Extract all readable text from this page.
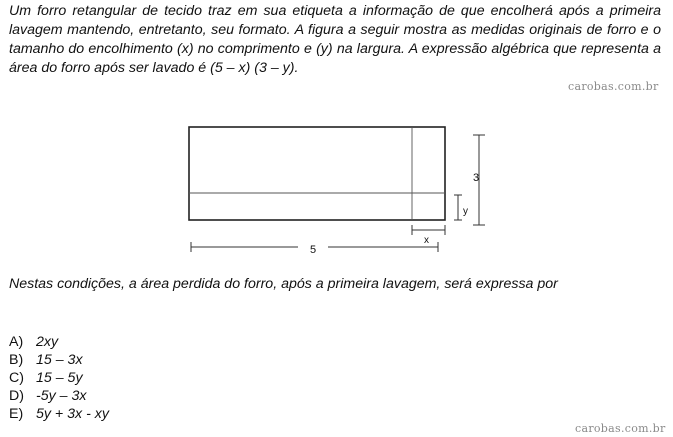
Um forro retangular de tecido traz em sua etiqueta a informação de que encolherá após a primeira lavagem mantendo, entretanto, seu formato. A figura a seguir mostra as medidas originais de forro e o tamanho do encolhimento (x) no comprimento e (y) na largura. A expressão algébrica que representa a área do forro após ser lavado é (5 – x) (3 – y).

carobas.com.br
3
y
x
5

Nestas condições, a área perdida do forro, após a primeira lavagem, será expressa por

A) 2xy
B) 15 – 3x
C) 15 – 5y
D) -5y – 3x
E) 5y + 3x - xy
carobas.com.br
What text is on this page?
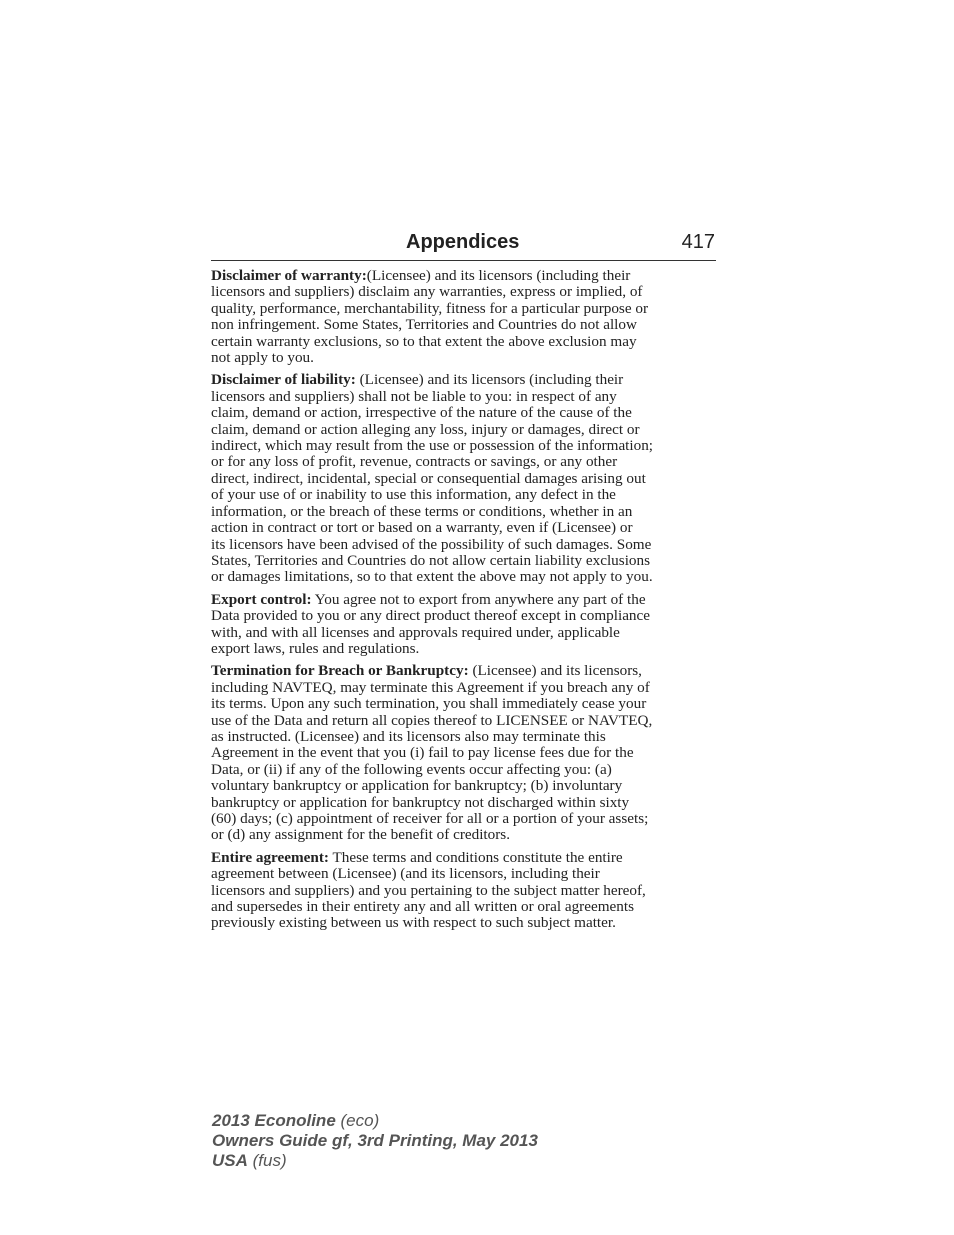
Appendices	417
Disclaimer of warranty:(Licensee) and its licensors (including their
licensors and suppliers) disclaim any warranties, express or implied, of
quality, performance, merchantability, fitness for a particular purpose or
non infringement. Some States, Territories and Countries do not allow
certain warranty exclusions, so to that extent the above exclusion may
not apply to you.
Disclaimer of liability: (Licensee) and its licensors (including their
licensors and suppliers) shall not be liable to you: in respect of any
claim, demand or action, irrespective of the nature of the cause of the
claim, demand or action alleging any loss, injury or damages, direct or
indirect, which may result from the use or possession of the information;
or for any loss of profit, revenue, contracts or savings, or any other
direct, indirect, incidental, special or consequential damages arising out
of your use of or inability to use this information, any defect in the
information, or the breach of these terms or conditions, whether in an
action in contract or tort or based on a warranty, even if (Licensee) or
its licensors have been advised of the possibility of such damages. Some
States, Territories and Countries do not allow certain liability exclusions
or damages limitations, so to that extent the above may not apply to you.
Export control: You agree not to export from anywhere any part of the
Data provided to you or any direct product thereof except in compliance
with, and with all licenses and approvals required under, applicable
export laws, rules and regulations.
Termination for Breach or Bankruptcy: (Licensee) and its licensors,
including NAVTEQ, may terminate this Agreement if you breach any of
its terms. Upon any such termination, you shall immediately cease your
use of the Data and return all copies thereof to LICENSEE or NAVTEQ,
as instructed. (Licensee) and its licensors also may terminate this
Agreement in the event that you (i) fail to pay license fees due for the
Data, or (ii) if any of the following events occur affecting you: (a)
voluntary bankruptcy or application for bankruptcy; (b) involuntary
bankruptcy or application for bankruptcy not discharged within sixty
(60) days; (c) appointment of receiver for all or a portion of your assets;
or (d) any assignment for the benefit of creditors.
Entire agreement: These terms and conditions constitute the entire
agreement between (Licensee) (and its licensors, including their
licensors and suppliers) and you pertaining to the subject matter hereof,
and supersedes in their entirety any and all written or oral agreements
previously existing between us with respect to such subject matter.
2013 Econoline (eco)
Owners Guide gf, 3rd Printing, May 2013
USA (fus)
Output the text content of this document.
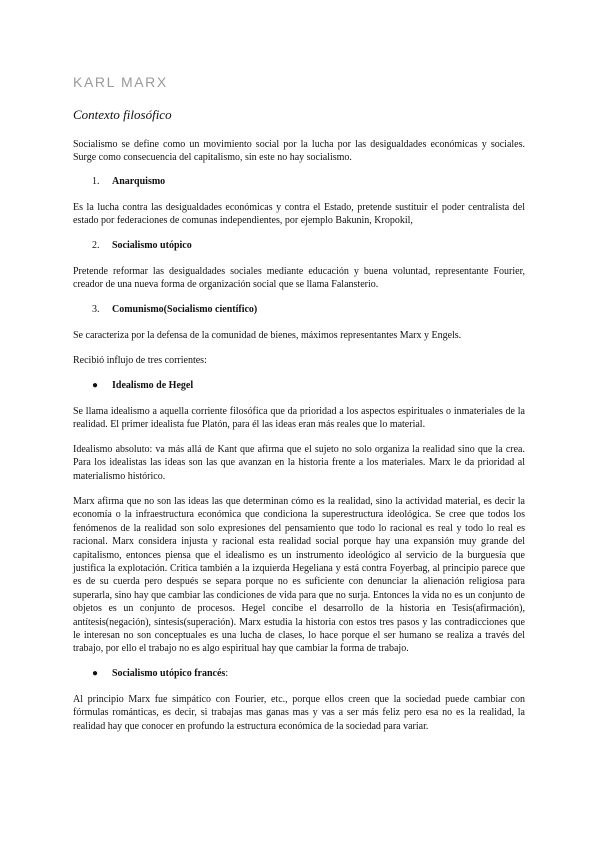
KARL MARX
Contexto filosófico
Socialismo se define como un movimiento social por la lucha por las desigualdades económicas y sociales. Surge como consecuencia del capitalismo, sin este no hay socialismo.
1. Anarquismo
Es la lucha contra las desigualdades económicas y contra el Estado, pretende sustituir el poder centralista del estado por federaciones de comunas independientes, por ejemplo Bakunin, Kropokil,
2. Socialismo utópico
Pretende reformar las desigualdades sociales mediante educación y buena voluntad, representante Fourier, creador de una nueva forma de organización social que se llama Falansterio.
3. Comunismo(Socialismo científico)
Se caracteriza por la defensa de la comunidad de bienes, máximos representantes Marx y Engels.
Recibió influjo de tres corrientes:
● Idealismo de Hegel
Se llama idealismo a aquella corriente filosófica que da prioridad a los aspectos espirituales o inmateriales de la realidad. El primer idealista fue Platón, para él las ideas eran más reales que lo material.
Idealismo absoluto: va más allá de Kant que afirma que el sujeto no solo organiza la realidad sino que la crea. Para los idealistas las ideas son las que avanzan en la historia frente a los materiales. Marx le da prioridad al materialismo histórico.
Marx afirma que no son las ideas las que determinan cómo es la realidad, sino la actividad material, es decir la economía o la infraestructura económica que condiciona la superestructura ideológica. Se cree que todos los fenómenos de la realidad son solo expresiones del pensamiento que todo lo racional es real y todo lo real es racional. Marx considera injusta y racional esta realidad social porque hay una expansión muy grande del capitalismo, entonces piensa que el idealismo es un instrumento ideológico al servicio de la burguesía que justifica la explotación. Critica también a la izquierda Hegeliana y está contra Foyerbag, al principio parece que es de su cuerda pero después se separa porque no es suficiente con denunciar la alienación religiosa para superarla, sino hay que cambiar las condiciones de vida para que no surja. Entonces la vida no es un conjunto de objetos es un conjunto de procesos. Hegel concibe el desarrollo de la historia en Tesis(afirmación), antítesis(negación), síntesis(superación). Marx estudia la historia con estos tres pasos y las contradicciones que le interesan no son conceptuales es una lucha de clases, lo hace porque el ser humano se realiza a través del trabajo, por ello el trabajo no es algo espiritual hay que cambiar la forma de trabajo.
● Socialismo utópico francés:
Al principio Marx fue simpático con Fourier, etc., porque ellos creen que la sociedad puede cambiar con fórmulas románticas, es decir, si trabajas mas ganas mas y vas a ser más feliz pero esa no es la realidad, la realidad hay que conocer en profundo la estructura económica de la sociedad para variar.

########

» THE REQUEST
Copy each line containing the word "Territories" from the data.

» REPLY
non infringement. Some States, Territories and Countries do not allow
States, Territories and Countries do not allow certain liability exclusions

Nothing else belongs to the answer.